Every line in the records below with the string "rituximab" is to be copied out.

[[ RECORDS PROVIDED, beginning ]]

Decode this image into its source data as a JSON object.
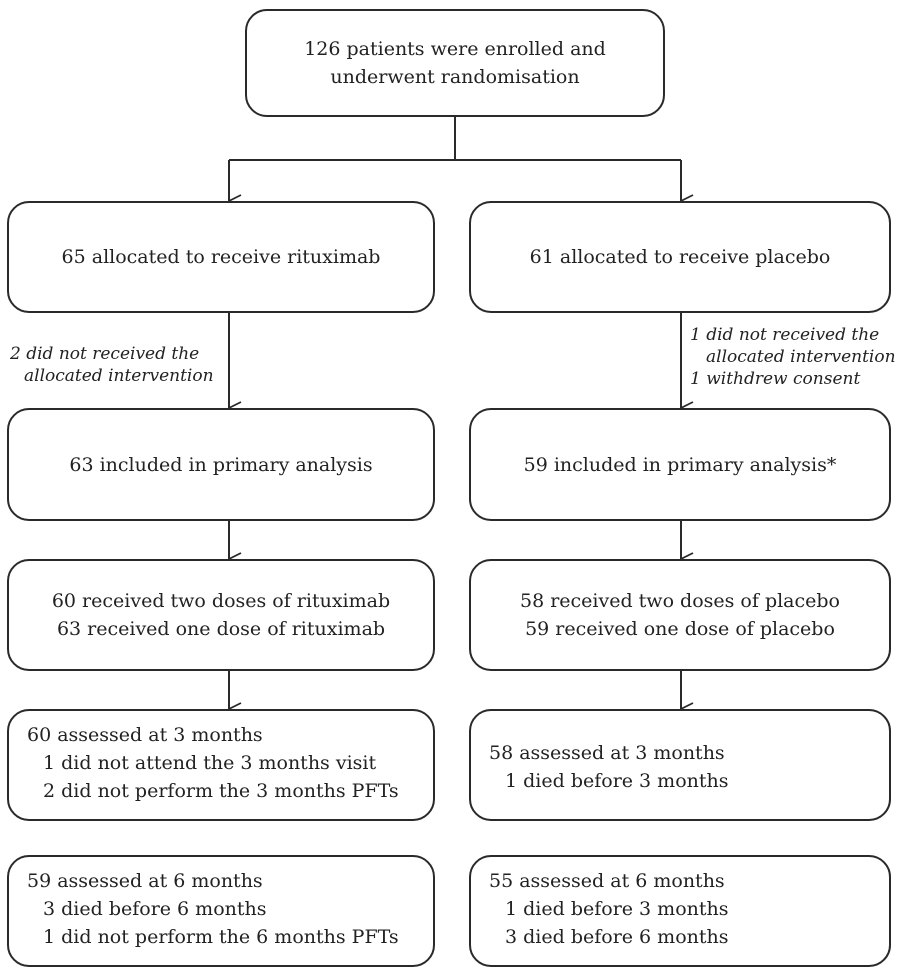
{
  "top": {
    "lines": [
      "126 patients were enrolled and",
      "underwent randomisation"
    ]
  },
  "left": {
    "alloc": "65 allocated to receive rituximab",
    "exclusion_note": [
      "2 did not received the",
      "allocated intervention"
    ],
    "primary": "63 included in primary analysis",
    "doses": [
      "60 received two doses of rituximab",
      "63 received one dose of rituximab"
    ],
    "m3": {
      "head": "60 assessed at 3 months",
      "items": [
        "1 did not attend the 3 months visit",
        "2 did not perform the 3 months PFTs"
      ]
    },
    "m6": {
      "head": "59 assessed at 6 months",
      "items": [
        "3 died before 6 months",
        "1 did not perform the 6 months PFTs"
      ]
    }
  },
  "right": {
    "alloc": "61 allocated to receive placebo",
    "exclusion_note": [
      "1 did not received the",
      "allocated intervention",
      "1 withdrew consent"
    ],
    "primary": "59 included in primary analysis*",
    "doses": [
      "58 received two doses of placebo",
      "59 received one dose of placebo"
    ],
    "m3": {
      "head": "58 assessed at 3 months",
      "items": [
        "1 died before 3 months"
      ]
    },
    "m6": {
      "head": "55 assessed at 6 months",
      "items": [
        "1 died before 3 months",
        "3 died before 6 months"
      ]
    }
  }
}
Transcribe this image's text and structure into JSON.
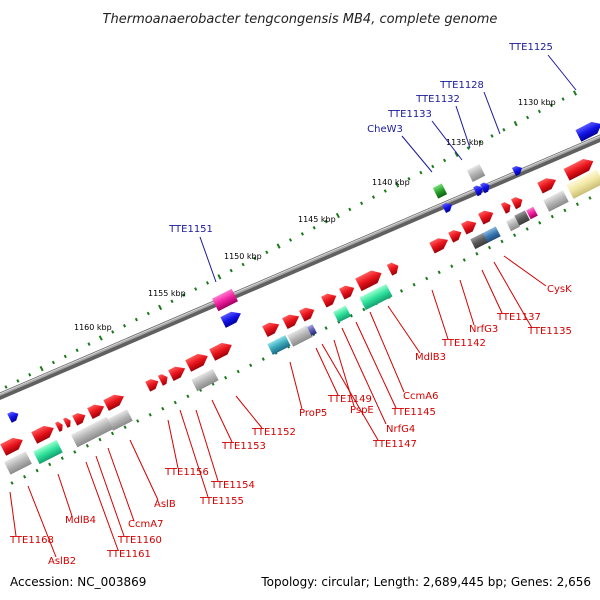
{
  "title": "Thermoanaerobacter tengcongensis MB4, complete genome",
  "footer": {
    "accession": "Accession: NC_003869",
    "summary": "Topology: circular; Length: 2,689,445 bp; Genes: 2,656"
  },
  "colors": {
    "forward_gene": "#e8141c",
    "reverse_gene": "#1414e8",
    "rna_gene": "#b0b0b0",
    "backbone": "#808080",
    "tick": "#1a7a1a",
    "label_red": "#d40000",
    "label_blue": "#1a1a9a"
  },
  "scale": {
    "tick_labels": [
      {
        "text": "1130 kbp"
      },
      {
        "text": "1135 kbp"
      },
      {
        "text": "1140 kbp"
      },
      {
        "text": "1145 kbp"
      },
      {
        "text": "1150 kbp"
      },
      {
        "text": "1155 kbp"
      },
      {
        "text": "1160 kbp"
      }
    ]
  },
  "labels": {
    "blue": [
      "TTE1125",
      "TTE1128",
      "TTE1132",
      "TTE1133",
      "CheW3",
      "TTE1151"
    ],
    "red": [
      "CysK",
      "TTE1135",
      "TTE1137",
      "NrfG3",
      "TTE1142",
      "MdlB3",
      "CcmA6",
      "TTE1145",
      "NrfG4",
      "TTE1147",
      "PspE",
      "TTE1149",
      "ProP5",
      "TTE1152",
      "TTE1153",
      "TTE1154",
      "TTE1155",
      "TTE1156",
      "AslB",
      "CcmA7",
      "TTE1160",
      "TTE1161",
      "MdlB4",
      "AslB2",
      "TTE1168"
    ]
  }
}
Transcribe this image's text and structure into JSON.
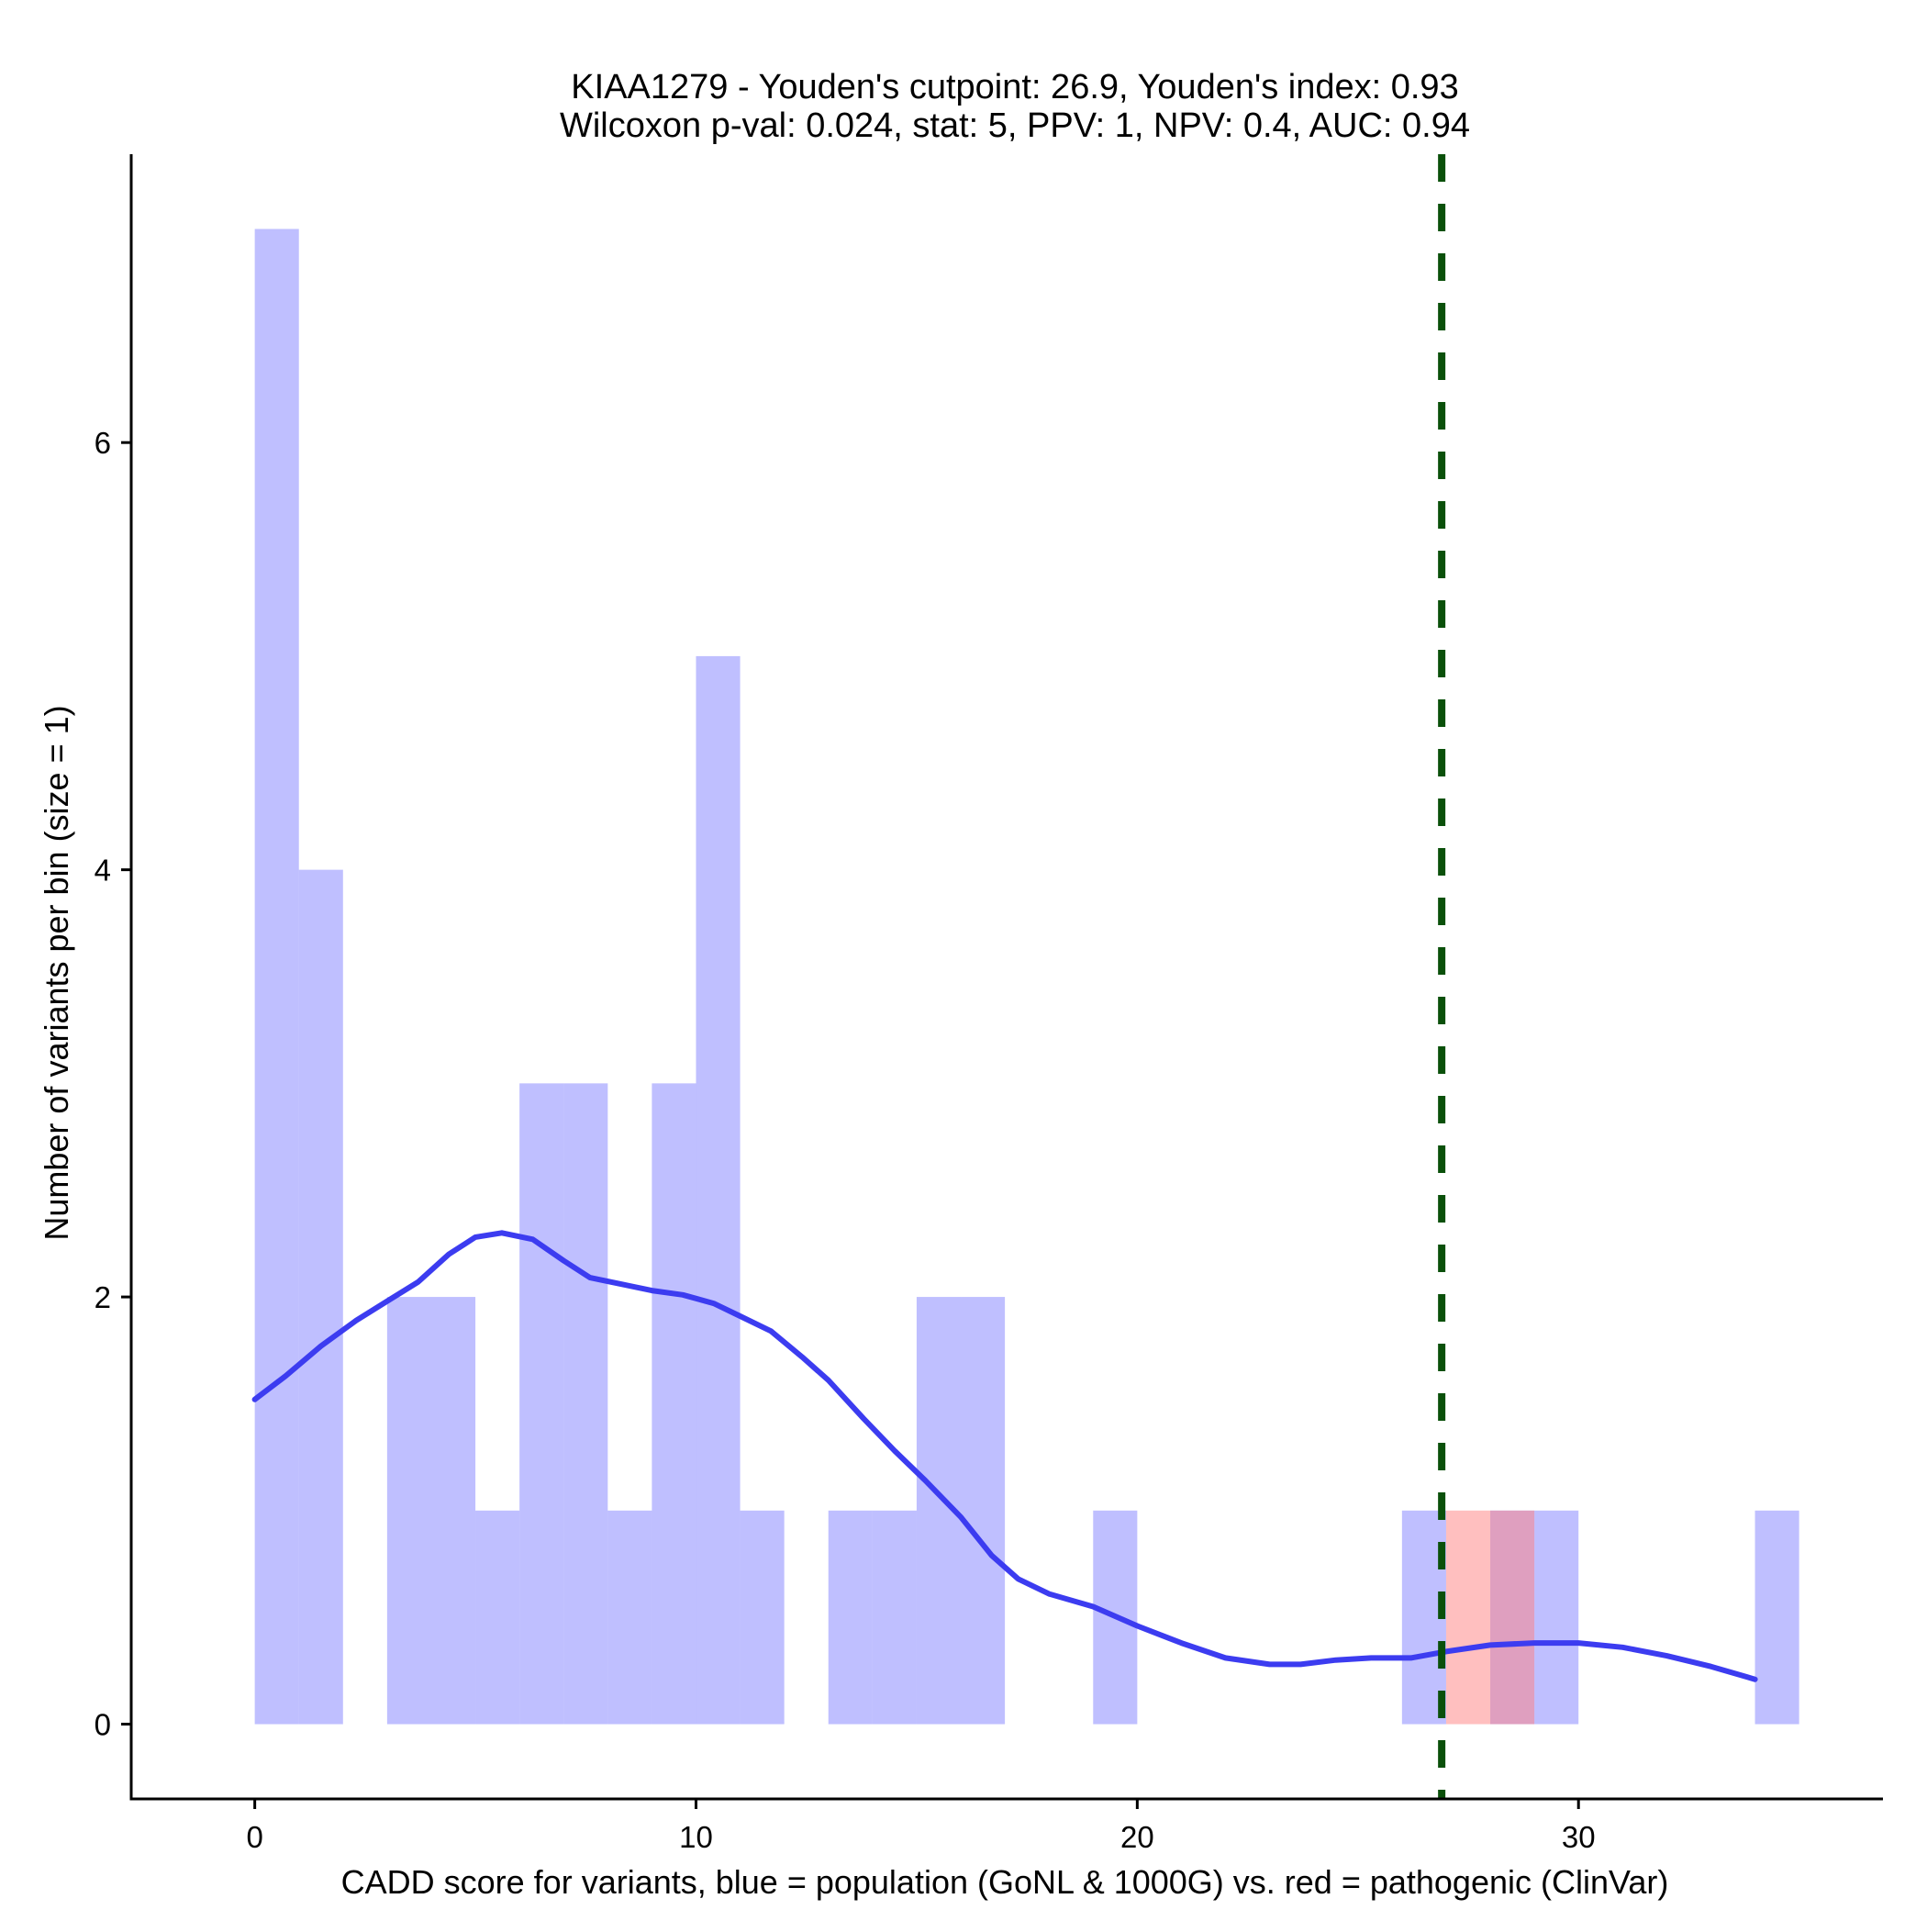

[[ RECORDS PROVIDED, end ]]

→ **WRITTEN RESPONSE**:
    "alloc": "65 allocated to receive rituximab",
      "60 received two doses of rituximab",
      "63 received one dose of rituximab"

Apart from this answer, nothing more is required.